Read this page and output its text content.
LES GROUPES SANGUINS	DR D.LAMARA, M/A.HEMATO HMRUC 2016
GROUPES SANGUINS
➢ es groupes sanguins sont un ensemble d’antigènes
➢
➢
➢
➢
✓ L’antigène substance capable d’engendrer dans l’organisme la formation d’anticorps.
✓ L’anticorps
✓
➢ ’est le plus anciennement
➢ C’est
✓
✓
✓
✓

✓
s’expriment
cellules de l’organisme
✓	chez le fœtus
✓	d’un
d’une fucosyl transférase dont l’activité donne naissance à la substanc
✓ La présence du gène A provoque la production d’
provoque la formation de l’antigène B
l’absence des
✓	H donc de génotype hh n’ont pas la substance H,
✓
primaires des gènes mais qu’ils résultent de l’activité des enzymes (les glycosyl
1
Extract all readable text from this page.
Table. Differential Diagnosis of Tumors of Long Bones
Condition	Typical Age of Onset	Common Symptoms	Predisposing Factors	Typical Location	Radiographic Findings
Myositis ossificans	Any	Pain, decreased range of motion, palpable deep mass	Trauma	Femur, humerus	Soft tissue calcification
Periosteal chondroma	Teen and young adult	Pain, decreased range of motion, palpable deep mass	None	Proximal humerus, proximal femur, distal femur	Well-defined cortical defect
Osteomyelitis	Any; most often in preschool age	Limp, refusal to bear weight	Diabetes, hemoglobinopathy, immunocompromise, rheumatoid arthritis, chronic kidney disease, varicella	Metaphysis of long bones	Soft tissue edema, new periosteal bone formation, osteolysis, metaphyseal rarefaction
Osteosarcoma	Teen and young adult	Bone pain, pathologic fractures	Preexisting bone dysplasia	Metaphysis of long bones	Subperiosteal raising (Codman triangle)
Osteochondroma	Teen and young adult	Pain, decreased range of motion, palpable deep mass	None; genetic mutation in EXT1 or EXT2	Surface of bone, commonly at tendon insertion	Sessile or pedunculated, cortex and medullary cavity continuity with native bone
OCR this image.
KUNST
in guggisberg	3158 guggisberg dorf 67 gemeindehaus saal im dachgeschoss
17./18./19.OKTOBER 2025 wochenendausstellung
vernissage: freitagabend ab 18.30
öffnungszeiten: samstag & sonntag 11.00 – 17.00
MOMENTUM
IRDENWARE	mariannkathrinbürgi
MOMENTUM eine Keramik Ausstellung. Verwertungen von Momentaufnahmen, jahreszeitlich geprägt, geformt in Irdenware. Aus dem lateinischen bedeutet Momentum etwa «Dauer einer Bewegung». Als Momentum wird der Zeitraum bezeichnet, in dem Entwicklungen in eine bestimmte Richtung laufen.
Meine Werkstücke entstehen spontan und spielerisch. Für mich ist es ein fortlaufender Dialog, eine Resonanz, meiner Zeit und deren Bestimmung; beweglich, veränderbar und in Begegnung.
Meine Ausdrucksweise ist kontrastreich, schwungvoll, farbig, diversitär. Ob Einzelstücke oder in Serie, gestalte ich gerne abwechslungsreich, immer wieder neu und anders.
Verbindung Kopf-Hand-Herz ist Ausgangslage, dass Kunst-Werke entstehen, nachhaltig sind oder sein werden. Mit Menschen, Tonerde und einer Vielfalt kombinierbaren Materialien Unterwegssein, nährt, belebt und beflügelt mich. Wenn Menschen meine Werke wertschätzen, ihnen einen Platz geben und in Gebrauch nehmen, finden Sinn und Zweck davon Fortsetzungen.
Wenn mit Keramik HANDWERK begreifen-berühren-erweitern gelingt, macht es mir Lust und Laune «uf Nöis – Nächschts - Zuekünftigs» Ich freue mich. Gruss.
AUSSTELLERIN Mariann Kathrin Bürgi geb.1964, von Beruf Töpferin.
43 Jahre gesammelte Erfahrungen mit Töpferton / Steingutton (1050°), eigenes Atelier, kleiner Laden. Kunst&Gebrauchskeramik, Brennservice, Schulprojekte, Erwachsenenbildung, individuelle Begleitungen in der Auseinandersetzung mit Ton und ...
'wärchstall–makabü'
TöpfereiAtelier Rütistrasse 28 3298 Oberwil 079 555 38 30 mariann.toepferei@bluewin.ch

**TASK TO CARRY OUT**
Restate the listing above in full, exactly.

**SOLUTION TO THIS EXERCISE**
Read this page and output its text content.
LES GROUPES SANGUINS	DR D.LAMARA, M/A.HEMATO HMRUC 2016
GROUPES SANGUINS
➢ es groupes sanguins sont un ensemble d’antigènes
➢
➢
➢
➢
✓ L’antigène substance capable d’engendrer dans l’organisme la formation d’anticorps.
✓ L’anticorps
✓
➢ ’est le plus anciennement
➢ C’est
✓
✓
✓
✓

✓
s’expriment
cellules de l’organisme
✓	chez le fœtus
✓	d’un
d’une fucosyl transférase dont l’activité donne naissance à la substanc
✓ La présence du gène A provoque la production d’
provoque la formation de l’antigène B
l’absence des
✓	H donc de génotype hh n’ont pas la substance H,
✓
primaires des gènes mais qu’ils résultent de l’activité des enzymes (les glycosyl
1
Extract all readable text from this page.
Table. Differential Diagnosis of Tumors of Long Bones
Condition	Typical Age of Onset	Common Symptoms	Predisposing Factors	Typical Location	Radiographic Findings
Myositis ossificans	Any	Pain, decreased range of motion, palpable deep mass	Trauma	Femur, humerus	Soft tissue calcification
Periosteal chondroma	Teen and young adult	Pain, decreased range of motion, palpable deep mass	None	Proximal humerus, proximal femur, distal femur	Well-defined cortical defect
Osteomyelitis	Any; most often in preschool age	Limp, refusal to bear weight	Diabetes, hemoglobinopathy, immunocompromise, rheumatoid arthritis, chronic kidney disease, varicella	Metaphysis of long bones	Soft tissue edema, new periosteal bone formation, osteolysis, metaphyseal rarefaction
Osteosarcoma	Teen and young adult	Bone pain, pathologic fractures	Preexisting bone dysplasia	Metaphysis of long bones	Subperiosteal raising (Codman triangle)
Osteochondroma	Teen and young adult	Pain, decreased range of motion, palpable deep mass	None; genetic mutation in EXT1 or EXT2	Surface of bone, commonly at tendon insertion	Sessile or pedunculated, cortex and medullary cavity continuity with native bone
OCR this image.
KUNST
in guggisberg	3158 guggisberg dorf 67 gemeindehaus saal im dachgeschoss
17./18./19.OKTOBER 2025 wochenendausstellung
vernissage: freitagabend ab 18.30
öffnungszeiten: samstag & sonntag 11.00 – 17.00
MOMENTUM
IRDENWARE	mariannkathrinbürgi
MOMENTUM eine Keramik Ausstellung. Verwertungen von Momentaufnahmen, jahreszeitlich geprägt, geformt in Irdenware. Aus dem lateinischen bedeutet Momentum etwa «Dauer einer Bewegung». Als Momentum wird der Zeitraum bezeichnet, in dem Entwicklungen in eine bestimmte Richtung laufen.
Meine Werkstücke entstehen spontan und spielerisch. Für mich ist es ein fortlaufender Dialog, eine Resonanz, meiner Zeit und deren Bestimmung; beweglich, veränderbar und in Begegnung.
Meine Ausdrucksweise ist kontrastreich, schwungvoll, farbig, diversitär. Ob Einzelstücke oder in Serie, gestalte ich gerne abwechslungsreich, immer wieder neu und anders.
Verbindung Kopf-Hand-Herz ist Ausgangslage, dass Kunst-Werke entstehen, nachhaltig sind oder sein werden. Mit Menschen, Tonerde und einer Vielfalt kombinierbaren Materialien Unterwegssein, nährt, belebt und beflügelt mich. Wenn Menschen meine Werke wertschätzen, ihnen einen Platz geben und in Gebrauch nehmen, finden Sinn und Zweck davon Fortsetzungen.
Wenn mit Keramik HANDWERK begreifen-berühren-erweitern gelingt, macht es mir Lust und Laune «uf Nöis – Nächschts - Zuekünftigs» Ich freue mich. Gruss.
AUSSTELLERIN Mariann Kathrin Bürgi geb.1964, von Beruf Töpferin.
43 Jahre gesammelte Erfahrungen mit Töpferton / Steingutton (1050°), eigenes Atelier, kleiner Laden. Kunst&Gebrauchskeramik, Brennservice, Schulprojekte, Erwachsenenbildung, individuelle Begleitungen in der Auseinandersetzung mit Ton und ...
'wärchstall–makabü'
TöpfereiAtelier Rütistrasse 28 3298 Oberwil 079 555 38 30 mariann.toepferei@bluewin.ch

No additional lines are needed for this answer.